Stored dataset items
────
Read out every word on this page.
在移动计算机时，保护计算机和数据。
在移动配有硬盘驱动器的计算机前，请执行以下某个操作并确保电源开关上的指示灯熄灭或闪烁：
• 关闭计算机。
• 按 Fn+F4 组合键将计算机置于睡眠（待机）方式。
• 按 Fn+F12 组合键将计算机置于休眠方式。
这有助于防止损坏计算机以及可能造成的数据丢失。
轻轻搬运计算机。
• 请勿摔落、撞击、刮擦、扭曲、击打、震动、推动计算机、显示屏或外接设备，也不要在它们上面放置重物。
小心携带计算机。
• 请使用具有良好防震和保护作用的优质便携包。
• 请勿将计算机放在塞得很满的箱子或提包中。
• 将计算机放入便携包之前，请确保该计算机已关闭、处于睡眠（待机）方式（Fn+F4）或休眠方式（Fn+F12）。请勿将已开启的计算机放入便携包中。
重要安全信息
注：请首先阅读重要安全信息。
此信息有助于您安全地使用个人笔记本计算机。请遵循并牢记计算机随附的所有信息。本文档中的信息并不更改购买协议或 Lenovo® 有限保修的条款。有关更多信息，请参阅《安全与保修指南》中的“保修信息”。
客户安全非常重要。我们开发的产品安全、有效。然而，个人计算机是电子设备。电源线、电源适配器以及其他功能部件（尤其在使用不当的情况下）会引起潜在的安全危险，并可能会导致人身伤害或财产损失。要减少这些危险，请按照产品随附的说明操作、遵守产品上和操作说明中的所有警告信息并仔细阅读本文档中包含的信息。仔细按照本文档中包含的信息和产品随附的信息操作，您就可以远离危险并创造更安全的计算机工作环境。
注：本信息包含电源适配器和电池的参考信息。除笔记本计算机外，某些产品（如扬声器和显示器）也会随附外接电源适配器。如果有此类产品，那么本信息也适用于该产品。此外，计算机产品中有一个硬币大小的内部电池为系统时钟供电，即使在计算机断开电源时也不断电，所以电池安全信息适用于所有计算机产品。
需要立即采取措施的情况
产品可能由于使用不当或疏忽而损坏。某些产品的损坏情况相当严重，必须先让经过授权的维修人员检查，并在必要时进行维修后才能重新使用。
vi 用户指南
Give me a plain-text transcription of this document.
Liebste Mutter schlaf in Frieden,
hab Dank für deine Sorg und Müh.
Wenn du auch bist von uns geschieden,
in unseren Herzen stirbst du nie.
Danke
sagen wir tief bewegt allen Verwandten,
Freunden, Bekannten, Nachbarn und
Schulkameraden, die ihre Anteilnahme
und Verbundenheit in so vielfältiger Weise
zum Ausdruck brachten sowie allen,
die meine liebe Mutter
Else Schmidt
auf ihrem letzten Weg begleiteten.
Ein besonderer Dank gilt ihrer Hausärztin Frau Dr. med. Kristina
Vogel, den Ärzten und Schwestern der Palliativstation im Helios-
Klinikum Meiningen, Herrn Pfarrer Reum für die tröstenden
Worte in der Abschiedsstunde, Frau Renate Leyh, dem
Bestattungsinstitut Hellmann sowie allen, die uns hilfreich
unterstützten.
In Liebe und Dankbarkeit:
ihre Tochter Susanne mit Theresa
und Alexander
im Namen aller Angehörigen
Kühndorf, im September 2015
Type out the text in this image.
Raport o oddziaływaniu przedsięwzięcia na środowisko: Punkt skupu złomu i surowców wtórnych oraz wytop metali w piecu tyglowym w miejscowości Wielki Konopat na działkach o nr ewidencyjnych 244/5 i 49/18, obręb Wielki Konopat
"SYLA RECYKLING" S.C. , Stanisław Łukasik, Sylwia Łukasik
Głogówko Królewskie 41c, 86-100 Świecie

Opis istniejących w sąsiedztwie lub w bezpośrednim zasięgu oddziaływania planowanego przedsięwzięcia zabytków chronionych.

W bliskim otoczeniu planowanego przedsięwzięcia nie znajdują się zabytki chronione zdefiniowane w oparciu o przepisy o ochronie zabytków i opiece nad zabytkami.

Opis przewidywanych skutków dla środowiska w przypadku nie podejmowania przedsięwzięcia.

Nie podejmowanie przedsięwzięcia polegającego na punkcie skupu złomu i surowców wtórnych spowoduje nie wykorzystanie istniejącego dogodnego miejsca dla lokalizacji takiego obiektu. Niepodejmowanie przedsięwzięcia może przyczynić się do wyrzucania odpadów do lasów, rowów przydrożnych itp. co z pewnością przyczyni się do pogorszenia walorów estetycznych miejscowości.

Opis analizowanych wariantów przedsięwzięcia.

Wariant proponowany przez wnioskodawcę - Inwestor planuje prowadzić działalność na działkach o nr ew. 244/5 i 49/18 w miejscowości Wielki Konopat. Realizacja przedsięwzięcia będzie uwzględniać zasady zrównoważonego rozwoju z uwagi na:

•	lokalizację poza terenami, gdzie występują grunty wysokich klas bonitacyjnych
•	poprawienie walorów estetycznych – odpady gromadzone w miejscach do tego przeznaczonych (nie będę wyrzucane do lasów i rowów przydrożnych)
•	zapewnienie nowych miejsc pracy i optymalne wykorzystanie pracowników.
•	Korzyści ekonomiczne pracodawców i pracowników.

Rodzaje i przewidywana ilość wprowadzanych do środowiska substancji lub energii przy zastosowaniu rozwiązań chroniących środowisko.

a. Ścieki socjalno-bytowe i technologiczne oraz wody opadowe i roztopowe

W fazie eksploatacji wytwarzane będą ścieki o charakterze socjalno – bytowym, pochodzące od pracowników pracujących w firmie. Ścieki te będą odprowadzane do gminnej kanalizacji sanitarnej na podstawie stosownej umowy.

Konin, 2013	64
────
* **What to do**:
Using the listing above, reproduce each line without omission.

* **The result**:
Read out every word on this page.
在移动计算机时，保护计算机和数据。
在移动配有硬盘驱动器的计算机前，请执行以下某个操作并确保电源开关上的指示灯熄灭或闪烁：
• 关闭计算机。
• 按 Fn+F4 组合键将计算机置于睡眠（待机）方式。
• 按 Fn+F12 组合键将计算机置于休眠方式。
这有助于防止损坏计算机以及可能造成的数据丢失。
轻轻搬运计算机。
• 请勿摔落、撞击、刮擦、扭曲、击打、震动、推动计算机、显示屏或外接设备，也不要在它们上面放置重物。
小心携带计算机。
• 请使用具有良好防震和保护作用的优质便携包。
• 请勿将计算机放在塞得很满的箱子或提包中。
• 将计算机放入便携包之前，请确保该计算机已关闭、处于睡眠（待机）方式（Fn+F4）或休眠方式（Fn+F12）。请勿将已开启的计算机放入便携包中。
重要安全信息
注：请首先阅读重要安全信息。
此信息有助于您安全地使用个人笔记本计算机。请遵循并牢记计算机随附的所有信息。本文档中的信息并不更改购买协议或 Lenovo® 有限保修的条款。有关更多信息，请参阅《安全与保修指南》中的“保修信息”。
客户安全非常重要。我们开发的产品安全、有效。然而，个人计算机是电子设备。电源线、电源适配器以及其他功能部件（尤其在使用不当的情况下）会引起潜在的安全危险，并可能会导致人身伤害或财产损失。要减少这些危险，请按照产品随附的说明操作、遵守产品上和操作说明中的所有警告信息并仔细阅读本文档中包含的信息。仔细按照本文档中包含的信息和产品随附的信息操作，您就可以远离危险并创造更安全的计算机工作环境。
注：本信息包含电源适配器和电池的参考信息。除笔记本计算机外，某些产品（如扬声器和显示器）也会随附外接电源适配器。如果有此类产品，那么本信息也适用于该产品。此外，计算机产品中有一个硬币大小的内部电池为系统时钟供电，即使在计算机断开电源时也不断电，所以电池安全信息适用于所有计算机产品。
需要立即采取措施的情况
产品可能由于使用不当或疏忽而损坏。某些产品的损坏情况相当严重，必须先让经过授权的维修人员检查，并在必要时进行维修后才能重新使用。
vi 用户指南
Give me a plain-text transcription of this document.
Liebste Mutter schlaf in Frieden,
hab Dank für deine Sorg und Müh.
Wenn du auch bist von uns geschieden,
in unseren Herzen stirbst du nie.
Danke
sagen wir tief bewegt allen Verwandten,
Freunden, Bekannten, Nachbarn und
Schulkameraden, die ihre Anteilnahme
und Verbundenheit in so vielfältiger Weise
zum Ausdruck brachten sowie allen,
die meine liebe Mutter
Else Schmidt
auf ihrem letzten Weg begleiteten.
Ein besonderer Dank gilt ihrer Hausärztin Frau Dr. med. Kristina
Vogel, den Ärzten und Schwestern der Palliativstation im Helios-
Klinikum Meiningen, Herrn Pfarrer Reum für die tröstenden
Worte in der Abschiedsstunde, Frau Renate Leyh, dem
Bestattungsinstitut Hellmann sowie allen, die uns hilfreich
unterstützten.
In Liebe und Dankbarkeit:
ihre Tochter Susanne mit Theresa
und Alexander
im Namen aller Angehörigen
Kühndorf, im September 2015
Type out the text in this image.
Raport o oddziaływaniu przedsięwzięcia na środowisko: Punkt skupu złomu i surowców wtórnych oraz wytop metali w piecu tyglowym w miejscowości Wielki Konopat na działkach o nr ewidencyjnych 244/5 i 49/18, obręb Wielki Konopat
"SYLA RECYKLING" S.C. , Stanisław Łukasik, Sylwia Łukasik
Głogówko Królewskie 41c, 86-100 Świecie

Opis istniejących w sąsiedztwie lub w bezpośrednim zasięgu oddziaływania planowanego przedsięwzięcia zabytków chronionych.

W bliskim otoczeniu planowanego przedsięwzięcia nie znajdują się zabytki chronione zdefiniowane w oparciu o przepisy o ochronie zabytków i opiece nad zabytkami.

Opis przewidywanych skutków dla środowiska w przypadku nie podejmowania przedsięwzięcia.

Nie podejmowanie przedsięwzięcia polegającego na punkcie skupu złomu i surowców wtórnych spowoduje nie wykorzystanie istniejącego dogodnego miejsca dla lokalizacji takiego obiektu. Niepodejmowanie przedsięwzięcia może przyczynić się do wyrzucania odpadów do lasów, rowów przydrożnych itp. co z pewnością przyczyni się do pogorszenia walorów estetycznych miejscowości.

Opis analizowanych wariantów przedsięwzięcia.

Wariant proponowany przez wnioskodawcę - Inwestor planuje prowadzić działalność na działkach o nr ew. 244/5 i 49/18 w miejscowości Wielki Konopat. Realizacja przedsięwzięcia będzie uwzględniać zasady zrównoważonego rozwoju z uwagi na:

•	lokalizację poza terenami, gdzie występują grunty wysokich klas bonitacyjnych
•	poprawienie walorów estetycznych – odpady gromadzone w miejscach do tego przeznaczonych (nie będę wyrzucane do lasów i rowów przydrożnych)
•	zapewnienie nowych miejsc pracy i optymalne wykorzystanie pracowników.
•	Korzyści ekonomiczne pracodawców i pracowników.

Rodzaje i przewidywana ilość wprowadzanych do środowiska substancji lub energii przy zastosowaniu rozwiązań chroniących środowisko.

a. Ścieki socjalno-bytowe i technologiczne oraz wody opadowe i roztopowe

W fazie eksploatacji wytwarzane będą ścieki o charakterze socjalno – bytowym, pochodzące od pracowników pracujących w firmie. Ścieki te będą odprowadzane do gminnej kanalizacji sanitarnej na podstawie stosownej umowy.

Konin, 2013	64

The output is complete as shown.